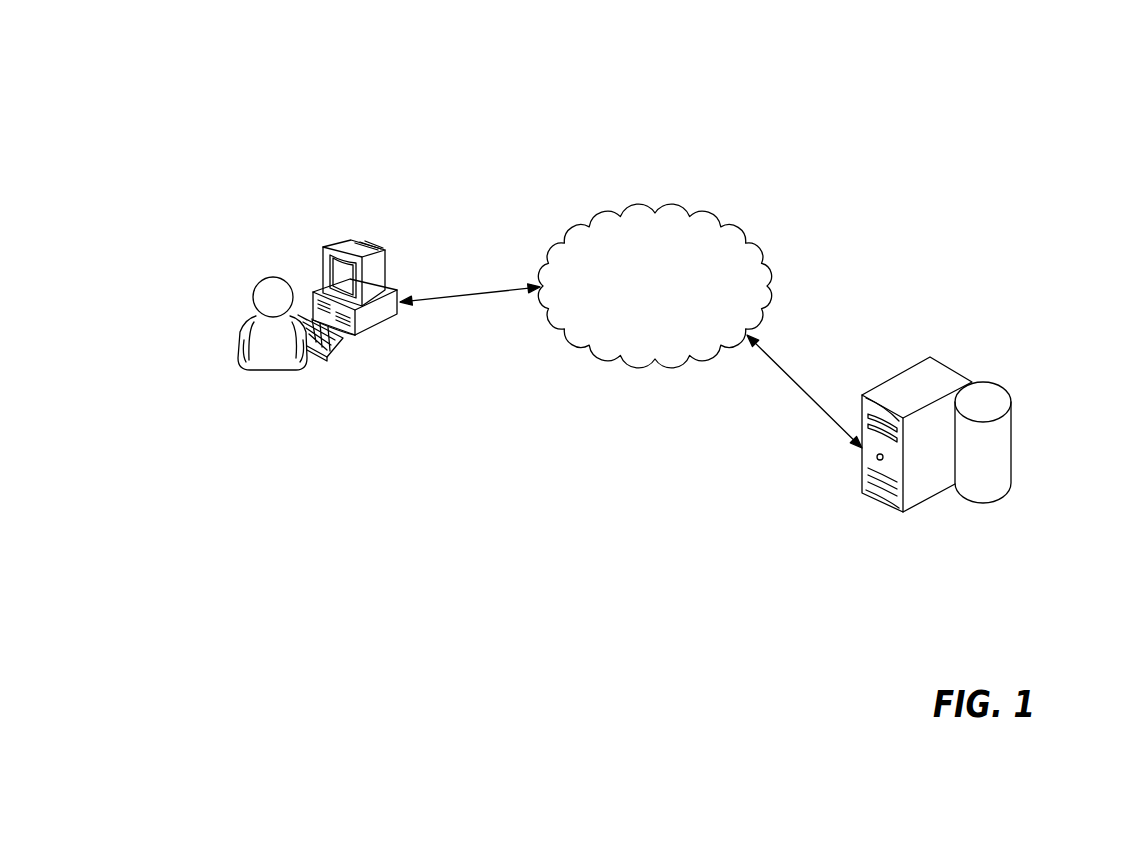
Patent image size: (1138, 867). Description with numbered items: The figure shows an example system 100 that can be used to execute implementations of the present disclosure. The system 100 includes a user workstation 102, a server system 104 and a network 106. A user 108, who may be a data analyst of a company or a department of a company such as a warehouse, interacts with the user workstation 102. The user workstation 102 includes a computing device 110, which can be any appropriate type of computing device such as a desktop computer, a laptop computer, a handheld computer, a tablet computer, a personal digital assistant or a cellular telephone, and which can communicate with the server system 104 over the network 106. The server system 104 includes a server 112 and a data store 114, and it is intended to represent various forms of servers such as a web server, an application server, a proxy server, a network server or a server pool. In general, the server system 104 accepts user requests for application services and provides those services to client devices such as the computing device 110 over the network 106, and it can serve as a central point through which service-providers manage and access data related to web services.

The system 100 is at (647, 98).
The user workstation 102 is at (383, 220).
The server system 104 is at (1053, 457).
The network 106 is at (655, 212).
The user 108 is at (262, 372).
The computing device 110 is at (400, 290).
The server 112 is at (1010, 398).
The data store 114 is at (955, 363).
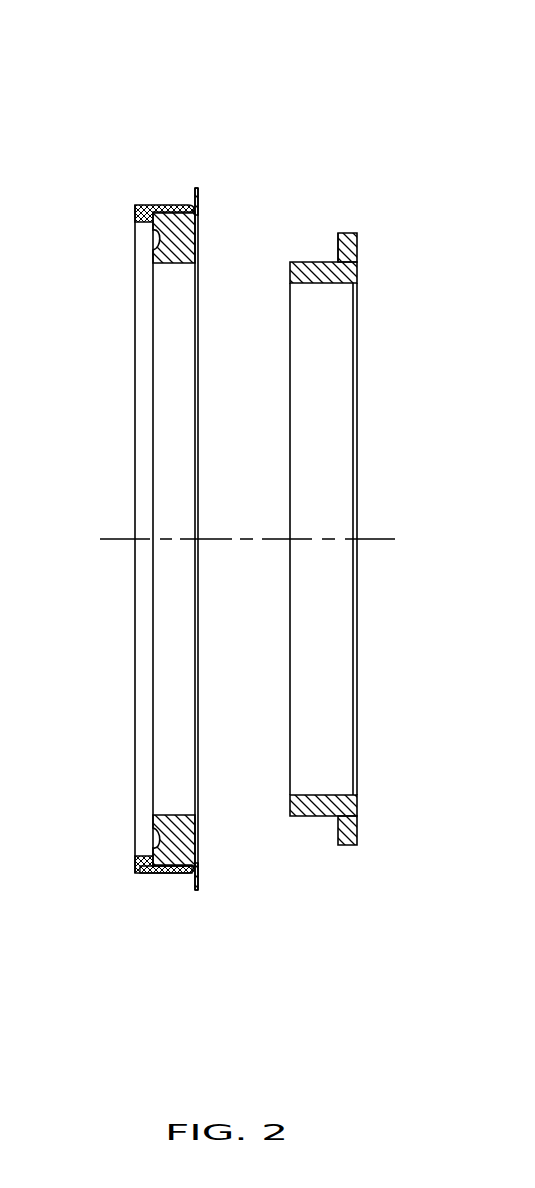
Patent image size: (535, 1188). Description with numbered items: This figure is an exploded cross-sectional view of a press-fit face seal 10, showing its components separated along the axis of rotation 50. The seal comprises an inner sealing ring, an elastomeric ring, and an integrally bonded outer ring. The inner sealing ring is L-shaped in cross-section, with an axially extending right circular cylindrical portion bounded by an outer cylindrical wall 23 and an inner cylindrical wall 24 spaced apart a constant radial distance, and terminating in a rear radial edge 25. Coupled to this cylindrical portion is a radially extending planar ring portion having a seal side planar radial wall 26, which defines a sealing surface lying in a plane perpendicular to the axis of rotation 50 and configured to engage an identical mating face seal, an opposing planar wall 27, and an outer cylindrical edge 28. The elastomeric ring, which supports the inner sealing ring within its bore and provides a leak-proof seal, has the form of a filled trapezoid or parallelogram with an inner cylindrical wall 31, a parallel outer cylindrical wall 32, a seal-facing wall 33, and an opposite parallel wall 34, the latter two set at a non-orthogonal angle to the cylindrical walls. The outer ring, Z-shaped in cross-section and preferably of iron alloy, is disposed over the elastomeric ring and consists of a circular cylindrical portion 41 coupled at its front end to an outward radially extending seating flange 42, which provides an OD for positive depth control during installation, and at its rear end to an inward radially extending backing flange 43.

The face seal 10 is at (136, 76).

_ _ _ _

INSTRUCTIONS TO FOLLOW
Report each line of the records that contains the word "workstation".

SOLUTION
Patent image size: (1138, 867). Description with numbered items: The figure shows an example system 100 that can be used to execute implementations of the present disclosure. The system 100 includes a user workstation 102, a server system 104 and a network 106. A user 108, who may be a data analyst of a company or a department of a company such as a warehouse, interacts with the user workstation 102. The user workstation 102 includes a computing device 110, which can be any appropriate type of computing device such as a desktop computer, a laptop computer, a handheld computer, a tablet computer, a personal digital assistant or a cellular telephone, and which can communicate with the server system 104 over the network 106. The server system 104 includes a server 112 and a data store 114, and it is intended to represent various forms of servers such as a web server, an application server, a proxy server, a network server or a server pool. In general, the server system 104 accepts user requests for application services and provides those services to client devices such as the computing device 110 over the network 106, and it can serve as a central point through which service-providers manage and access data related to web services.
The user workstation 102 is at (383, 220).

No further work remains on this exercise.